--- The records ---
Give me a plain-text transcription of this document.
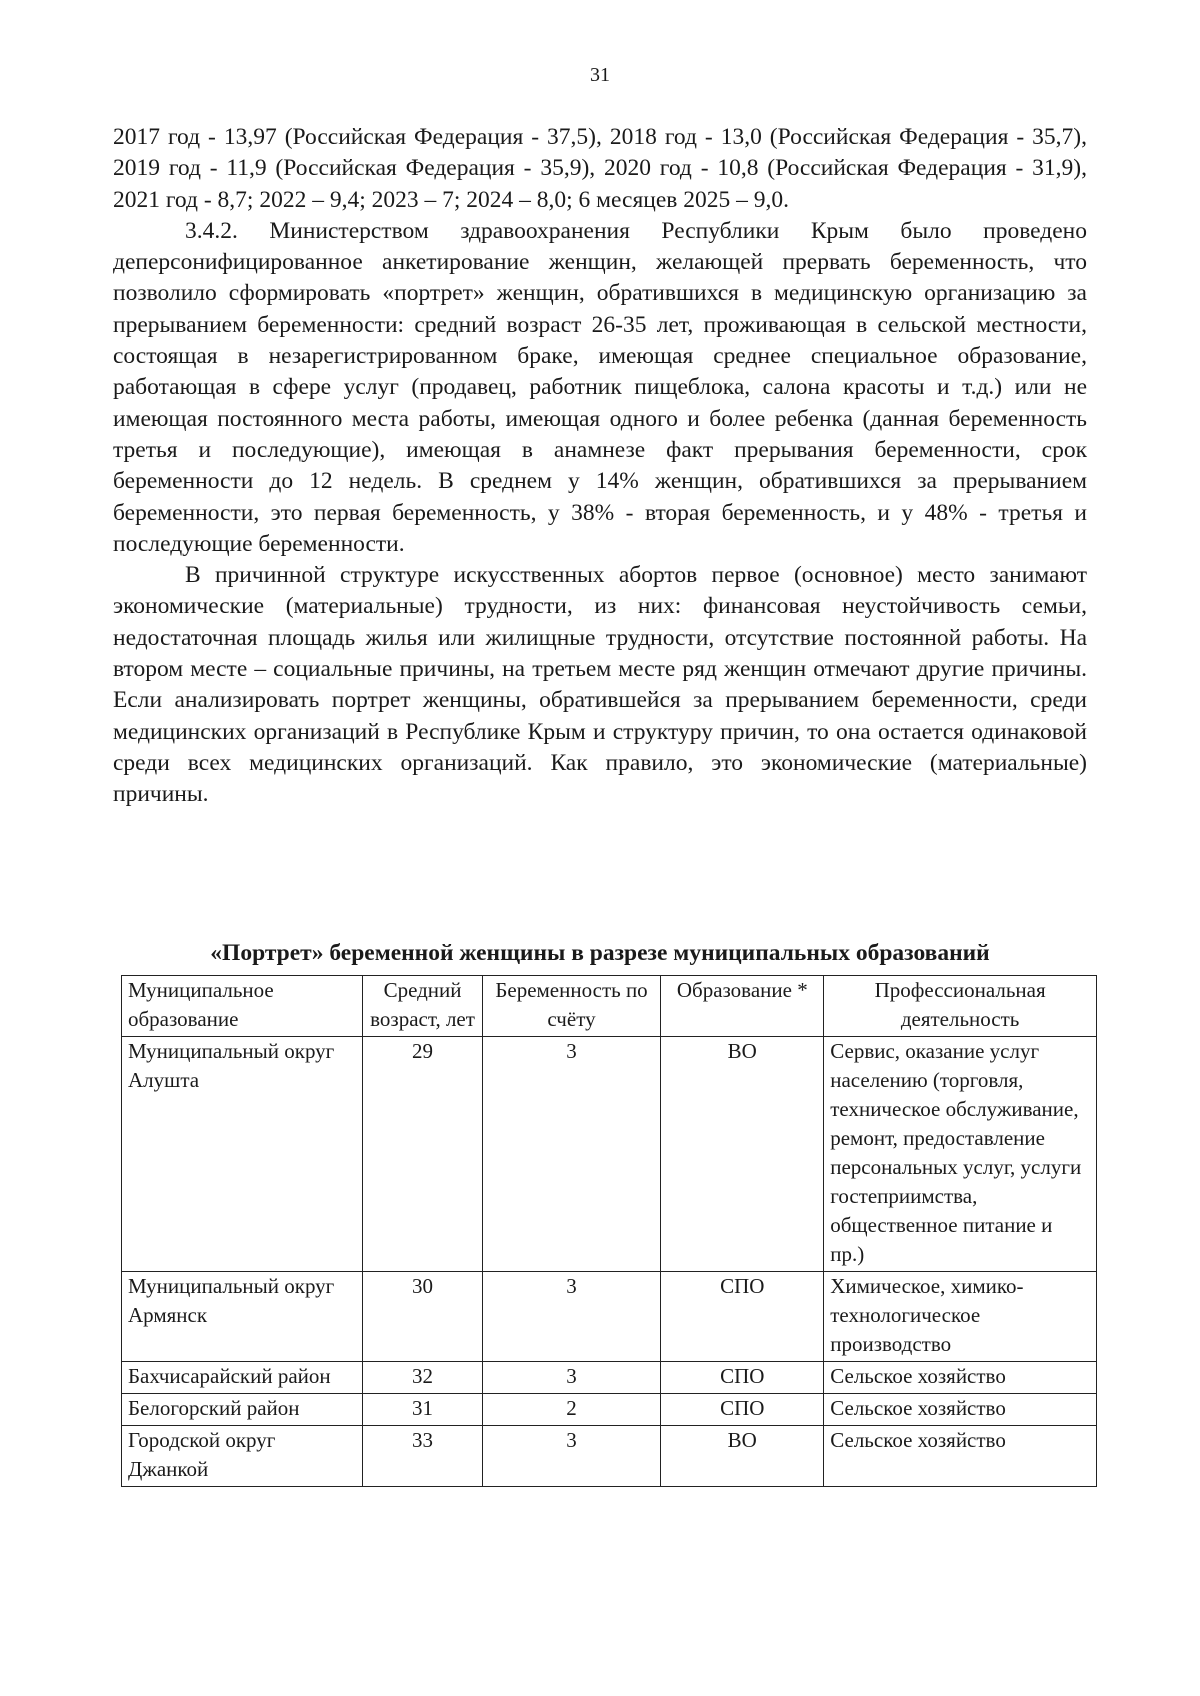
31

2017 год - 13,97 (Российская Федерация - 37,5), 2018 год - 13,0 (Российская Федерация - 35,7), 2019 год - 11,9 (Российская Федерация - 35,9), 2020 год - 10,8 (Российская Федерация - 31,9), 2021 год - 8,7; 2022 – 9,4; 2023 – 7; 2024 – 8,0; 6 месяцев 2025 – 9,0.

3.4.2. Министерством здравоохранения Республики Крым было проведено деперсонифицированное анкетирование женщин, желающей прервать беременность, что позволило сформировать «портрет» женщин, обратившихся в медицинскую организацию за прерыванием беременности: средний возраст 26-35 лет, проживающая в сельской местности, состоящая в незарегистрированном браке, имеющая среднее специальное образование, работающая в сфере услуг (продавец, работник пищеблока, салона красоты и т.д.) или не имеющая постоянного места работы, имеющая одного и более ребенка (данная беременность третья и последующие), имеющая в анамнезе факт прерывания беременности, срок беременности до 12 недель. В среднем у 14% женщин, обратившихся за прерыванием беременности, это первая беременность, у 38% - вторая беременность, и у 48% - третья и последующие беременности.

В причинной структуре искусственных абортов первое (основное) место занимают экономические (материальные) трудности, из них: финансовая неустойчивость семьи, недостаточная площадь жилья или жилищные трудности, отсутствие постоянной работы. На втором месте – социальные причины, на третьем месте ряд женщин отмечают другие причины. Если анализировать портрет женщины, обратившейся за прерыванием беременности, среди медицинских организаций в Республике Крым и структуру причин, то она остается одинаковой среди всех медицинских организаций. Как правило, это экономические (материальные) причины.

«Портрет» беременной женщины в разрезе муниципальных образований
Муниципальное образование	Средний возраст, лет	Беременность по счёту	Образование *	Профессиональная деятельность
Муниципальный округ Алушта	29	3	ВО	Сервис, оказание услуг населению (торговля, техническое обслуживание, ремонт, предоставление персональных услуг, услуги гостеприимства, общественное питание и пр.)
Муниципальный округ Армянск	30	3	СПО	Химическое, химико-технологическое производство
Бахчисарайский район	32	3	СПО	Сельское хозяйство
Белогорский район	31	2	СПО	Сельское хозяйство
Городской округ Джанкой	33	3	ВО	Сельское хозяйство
---
» **Exercise description**
Quote everything in the listing above exactly; pictures are the only thing to omit.

» **Answer in full**
Give me a plain-text transcription of this document.
31

2017 год - 13,97 (Российская Федерация - 37,5), 2018 год - 13,0 (Российская Федерация - 35,7), 2019 год - 11,9 (Российская Федерация - 35,9), 2020 год - 10,8 (Российская Федерация - 31,9), 2021 год - 8,7; 2022 – 9,4; 2023 – 7; 2024 – 8,0; 6 месяцев 2025 – 9,0.

3.4.2. Министерством здравоохранения Республики Крым было проведено деперсонифицированное анкетирование женщин, желающей прервать беременность, что позволило сформировать «портрет» женщин, обратившихся в медицинскую организацию за прерыванием беременности: средний возраст 26-35 лет, проживающая в сельской местности, состоящая в незарегистрированном браке, имеющая среднее специальное образование, работающая в сфере услуг (продавец, работник пищеблока, салона красоты и т.д.) или не имеющая постоянного места работы, имеющая одного и более ребенка (данная беременность третья и последующие), имеющая в анамнезе факт прерывания беременности, срок беременности до 12 недель. В среднем у 14% женщин, обратившихся за прерыванием беременности, это первая беременность, у 38% - вторая беременность, и у 48% - третья и последующие беременности.

В причинной структуре искусственных абортов первое (основное) место занимают экономические (материальные) трудности, из них: финансовая неустойчивость семьи, недостаточная площадь жилья или жилищные трудности, отсутствие постоянной работы. На втором месте – социальные причины, на третьем месте ряд женщин отмечают другие причины. Если анализировать портрет женщины, обратившейся за прерыванием беременности, среди медицинских организаций в Республике Крым и структуру причин, то она остается одинаковой среди всех медицинских организаций. Как правило, это экономические (материальные) причины.

«Портрет» беременной женщины в разрезе муниципальных образований
Муниципальное образование	Средний возраст, лет	Беременность по счёту	Образование *	Профессиональная деятельность
Муниципальный округ Алушта	29	3	ВО	Сервис, оказание услуг населению (торговля, техническое обслуживание, ремонт, предоставление персональных услуг, услуги гостеприимства, общественное питание и пр.)
Муниципальный округ Армянск	30	3	СПО	Химическое, химико-технологическое производство
Бахчисарайский район	32	3	СПО	Сельское хозяйство
Белогорский район	31	2	СПО	Сельское хозяйство
Городской округ Джанкой	33	3	ВО	Сельское хозяйство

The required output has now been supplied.